• Your task
Out of the lines below, please list those that hold the string "kicking".

• Provided data

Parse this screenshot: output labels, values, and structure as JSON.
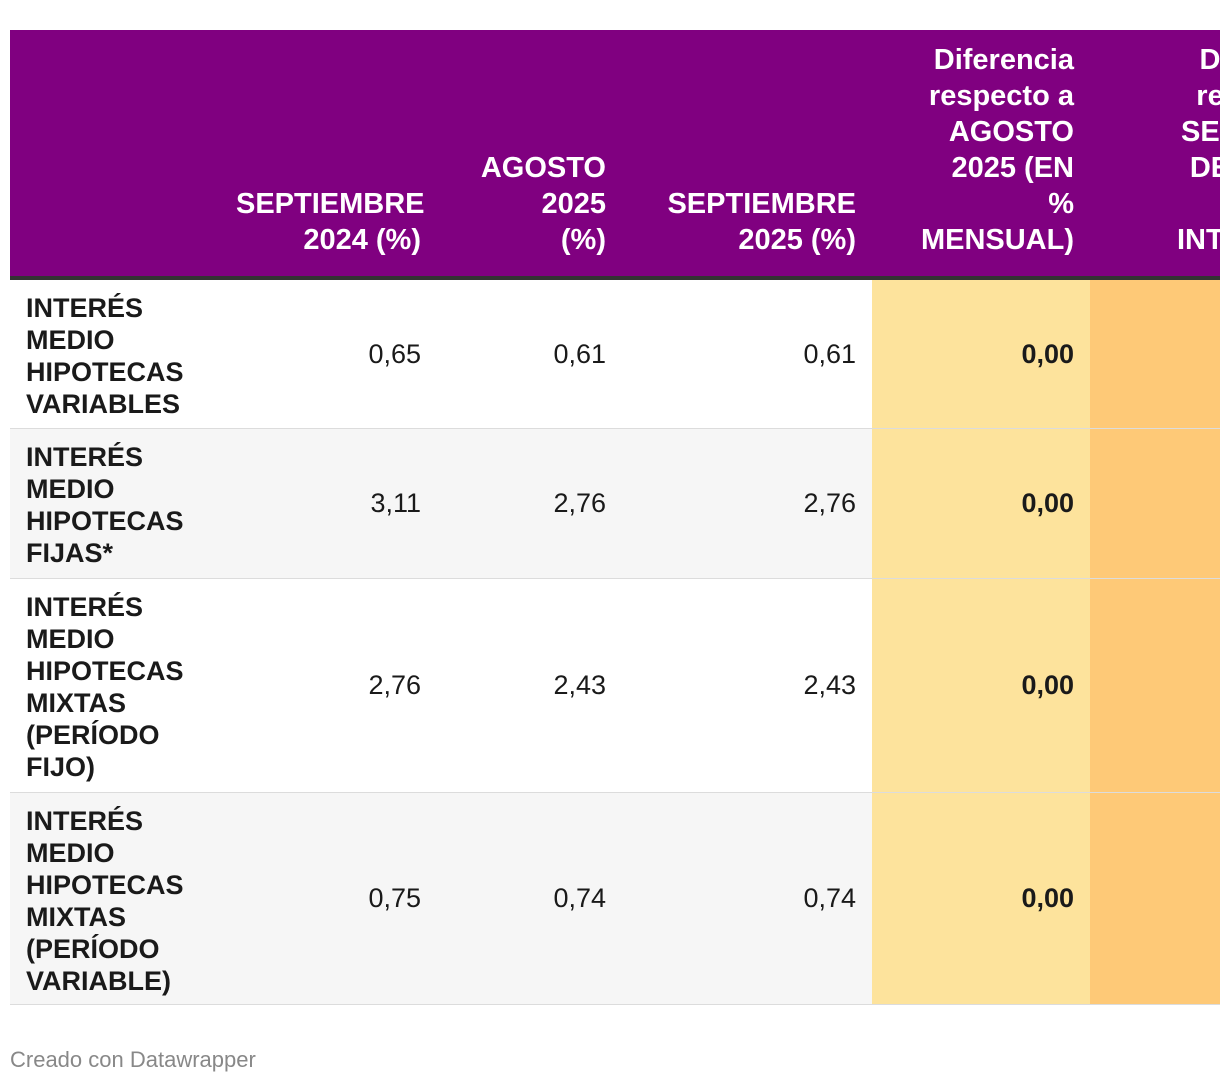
{
  "chart_data": {
    "type": "table",
    "columns": [
      "",
      "SEPTIEMBRE 2024 (%)",
      "AGOSTO 2025 (%)",
      "SEPTIEMBRE 2025 (%)",
      "Diferencia respecto a AGOSTO 2025 (EN % MENSUAL)",
      "D... re... SEP... DE ... INTE..."
    ],
    "header_lines": {
      "c1": [
        "SEPTIEMBRE",
        "2024 (%)"
      ],
      "c2": [
        "AGOSTO",
        "2025",
        "(%)"
      ],
      "c3": [
        "SEPTIEMBRE",
        "2025 (%)"
      ],
      "c4": [
        "Diferencia",
        "respecto a",
        "AGOSTO",
        "2025 (EN",
        "%",
        "MENSUAL)"
      ],
      "c5": [
        "D",
        "re",
        "SEP",
        "DE",
        "",
        "INTE"
      ]
    },
    "rows": [
      {
        "label_lines": [
          "INTERÉS",
          "MEDIO",
          "HIPOTECAS",
          "VARIABLES"
        ],
        "values": [
          "0,65",
          "0,61",
          "0,61",
          "0,00"
        ]
      },
      {
        "label_lines": [
          "INTERÉS",
          "MEDIO",
          "HIPOTECAS",
          "FIJAS*"
        ],
        "values": [
          "3,11",
          "2,76",
          "2,76",
          "0,00"
        ]
      },
      {
        "label_lines": [
          "INTERÉS",
          "MEDIO",
          "HIPOTECAS",
          "MIXTAS",
          "(PERÍODO",
          "FIJO)"
        ],
        "values": [
          "2,76",
          "2,43",
          "2,43",
          "0,00"
        ]
      },
      {
        "label_lines": [
          "INTERÉS",
          "MEDIO",
          "HIPOTECAS",
          "MIXTAS",
          "(PERÍODO",
          "VARIABLE)"
        ],
        "values": [
          "0,75",
          "0,74",
          "0,74",
          "0,00"
        ]
      }
    ]
  },
  "colors": {
    "header_bg": "#800080",
    "diff_column_bg": "#fde39c",
    "next_column_bg": "#fec977"
  },
  "footer": {
    "credit": "Creado con Datawrapper"
  }
}
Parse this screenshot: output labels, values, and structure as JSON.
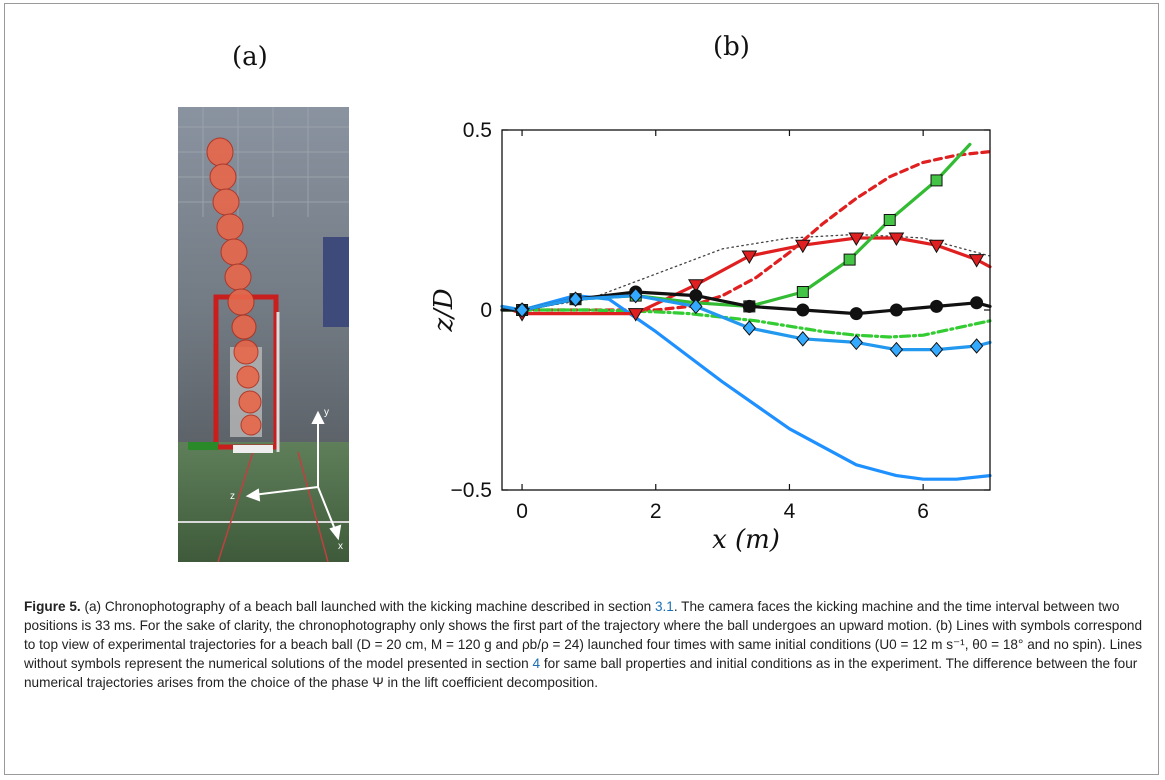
{
  "figure": {
    "panel_a_label": "(a)",
    "panel_b_label": "(b)",
    "photo": {
      "axis_y": "y",
      "axis_z": "z",
      "axis_x": "x"
    }
  },
  "chart_data": {
    "type": "line",
    "xlabel": "x (m)",
    "ylabel": "z/D",
    "xlim": [
      -0.3,
      7
    ],
    "ylim": [
      -0.5,
      0.5
    ],
    "xticks": [
      0,
      2,
      4,
      6
    ],
    "yticks": [
      -0.5,
      0,
      0.5
    ],
    "xtick_labels": [
      "0",
      "2",
      "4",
      "6"
    ],
    "ytick_labels": [
      "−0.5",
      "0",
      "0.5"
    ],
    "grid": false,
    "series": [
      {
        "kind": "model",
        "color": "#444444",
        "dash": "dotted",
        "marker": "none",
        "x": [
          0,
          1,
          2,
          3,
          4,
          5,
          6,
          7
        ],
        "y": [
          0,
          0.03,
          0.1,
          0.17,
          0.2,
          0.21,
          0.2,
          0.15
        ]
      },
      {
        "kind": "model",
        "color": "#e02020",
        "dash": "dashed",
        "marker": "none",
        "x": [
          0,
          1,
          2,
          2.5,
          3,
          3.5,
          4,
          4.5,
          5,
          5.5,
          6,
          6.5,
          7
        ],
        "y": [
          0,
          0,
          0,
          0.01,
          0.04,
          0.09,
          0.16,
          0.24,
          0.31,
          0.37,
          0.41,
          0.43,
          0.44
        ]
      },
      {
        "kind": "model",
        "color": "#33cc33",
        "dash": "dashdot",
        "marker": "none",
        "x": [
          0,
          1,
          2,
          2.5,
          3,
          3.5,
          4,
          4.5,
          5,
          5.5,
          6,
          6.5,
          7
        ],
        "y": [
          0,
          0,
          -0.005,
          -0.01,
          -0.02,
          -0.03,
          -0.045,
          -0.06,
          -0.07,
          -0.075,
          -0.07,
          -0.05,
          -0.03
        ]
      },
      {
        "kind": "model",
        "color": "#1e90ff",
        "dash": "solid",
        "marker": "none",
        "x": [
          0,
          0.8,
          1.3,
          2,
          3,
          4,
          5,
          5.6,
          6,
          6.5,
          7
        ],
        "y": [
          0,
          0.04,
          0.03,
          -0.06,
          -0.2,
          -0.33,
          -0.43,
          -0.46,
          -0.47,
          -0.47,
          -0.46
        ]
      },
      {
        "kind": "experiment",
        "color": "#e02020",
        "dash": "solid",
        "marker": "triangle-down",
        "x": [
          -0.3,
          0,
          0.8,
          1.7,
          2.6,
          3.4,
          4.2,
          5,
          5.6,
          6.2,
          6.8,
          7
        ],
        "y": [
          0.01,
          -0.01,
          -0.01,
          -0.01,
          0.07,
          0.15,
          0.18,
          0.2,
          0.2,
          0.18,
          0.14,
          0.12
        ],
        "markers_x": [
          0,
          1.7,
          2.6,
          3.4,
          4.2,
          5,
          5.6,
          6.2,
          6.8
        ],
        "markers_y": [
          -0.01,
          -0.01,
          0.07,
          0.15,
          0.18,
          0.2,
          0.2,
          0.18,
          0.14
        ]
      },
      {
        "kind": "experiment",
        "color": "#33bb33",
        "dash": "solid",
        "marker": "square",
        "x": [
          -0.3,
          0,
          0.8,
          1.7,
          2.6,
          3.4,
          4.2,
          4.9,
          5.5,
          6.2,
          6.7
        ],
        "y": [
          0,
          0,
          0.03,
          0.04,
          0.02,
          0.01,
          0.05,
          0.14,
          0.25,
          0.36,
          0.46
        ],
        "markers_x": [
          0,
          0.8,
          1.7,
          3.4,
          4.2,
          4.9,
          5.5,
          6.2
        ],
        "markers_y": [
          0,
          0.03,
          0.04,
          0.01,
          0.05,
          0.14,
          0.25,
          0.36
        ]
      },
      {
        "kind": "experiment",
        "color": "#111111",
        "dash": "solid",
        "marker": "circle",
        "x": [
          -0.3,
          0,
          0.8,
          1.7,
          2.6,
          3.4,
          4.2,
          5,
          5.6,
          6.2,
          6.8,
          7
        ],
        "y": [
          0,
          0,
          0.03,
          0.05,
          0.04,
          0.01,
          0,
          -0.01,
          0,
          0.01,
          0.02,
          0.01
        ],
        "markers_x": [
          0,
          0.8,
          1.7,
          2.6,
          3.4,
          4.2,
          5,
          5.6,
          6.2,
          6.8
        ],
        "markers_y": [
          0,
          0.03,
          0.05,
          0.04,
          0.01,
          0,
          -0.01,
          0,
          0.01,
          0.02
        ]
      },
      {
        "kind": "experiment",
        "color": "#2299ee",
        "dash": "solid",
        "marker": "diamond",
        "x": [
          -0.3,
          0,
          0.8,
          1.7,
          2.6,
          3.4,
          4.2,
          5,
          5.6,
          6.2,
          6.8,
          7
        ],
        "y": [
          0.01,
          0,
          0.03,
          0.04,
          0.01,
          -0.05,
          -0.08,
          -0.09,
          -0.11,
          -0.11,
          -0.1,
          -0.09
        ],
        "markers_x": [
          0,
          0.8,
          1.7,
          2.6,
          3.4,
          4.2,
          5,
          5.6,
          6.2,
          6.8
        ],
        "markers_y": [
          0,
          0.03,
          0.04,
          0.01,
          -0.05,
          -0.08,
          -0.09,
          -0.11,
          -0.11,
          -0.1
        ]
      }
    ]
  },
  "caption": {
    "label": "Figure 5.",
    "parts": [
      "(a) Chronophotography of a beach ball launched with the kicking machine described in section ",
      "3.1",
      ". The camera faces the kicking machine and the time interval between two positions is 33 ms. For the sake of clarity, the chronophotography only shows the first part of the trajectory where the ball undergoes an upward motion. (b) Lines with symbols correspond to top view of experimental trajectories for a beach ball (",
      "D = 20 cm, M = 120 g and ρb/ρ = 24",
      ") launched four times with same initial conditions (",
      "U0 = 12 m s⁻¹, θ0 = 18°",
      " and no spin). Lines without symbols represent the numerical solutions of the model presented in section ",
      "4",
      " for same ball properties and initial conditions as in the experiment. The difference between the four numerical trajectories arises from the choice of the phase Ψ in the lift coefficient decomposition."
    ]
  }
}
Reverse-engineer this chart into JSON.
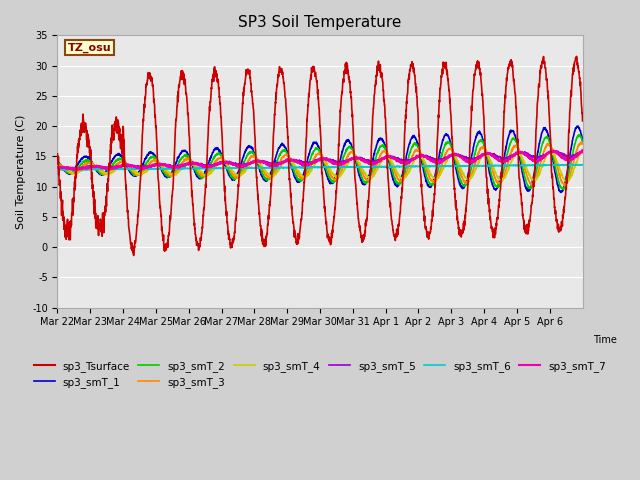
{
  "title": "SP3 Soil Temperature",
  "ylabel": "Soil Temperature (C)",
  "xlabel": "Time",
  "tz_label": "TZ_osu",
  "ylim": [
    -10,
    35
  ],
  "series": {
    "sp3_Tsurface": {
      "color": "#cc0000",
      "lw": 1.2
    },
    "sp3_smT_1": {
      "color": "#0000cc",
      "lw": 1.2
    },
    "sp3_smT_2": {
      "color": "#00cc00",
      "lw": 1.2
    },
    "sp3_smT_3": {
      "color": "#ff8800",
      "lw": 1.2
    },
    "sp3_smT_4": {
      "color": "#cccc00",
      "lw": 1.2
    },
    "sp3_smT_5": {
      "color": "#9900cc",
      "lw": 1.2
    },
    "sp3_smT_6": {
      "color": "#00cccc",
      "lw": 1.2
    },
    "sp3_smT_7": {
      "color": "#ee00aa",
      "lw": 1.5
    }
  },
  "x_tick_labels": [
    "Mar 22",
    "Mar 23",
    "Mar 24",
    "Mar 25",
    "Mar 26",
    "Mar 27",
    "Mar 28",
    "Mar 29",
    "Mar 30",
    "Mar 31",
    "Apr 1",
    "Apr 2",
    "Apr 3",
    "Apr 4",
    "Apr 5",
    "Apr 6"
  ],
  "n_days": 16,
  "pts_per_day": 144,
  "title_fontsize": 11,
  "tick_fontsize": 7,
  "yticks": [
    -10,
    -5,
    0,
    5,
    10,
    15,
    20,
    25,
    30,
    35
  ]
}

• Result for this task
      "(a) Chronophotography of a beach ball launched with the kicking machine described in section ",
      ". The camera faces the kicking machine and the time interval between two positions is 33 ms. For the sake of clarity, the chronophotography only shows the first part of the trajectory where the ball undergoes an upward motion. (b) Lines with symbols correspond to top view of experimental trajectories for a beach ball (",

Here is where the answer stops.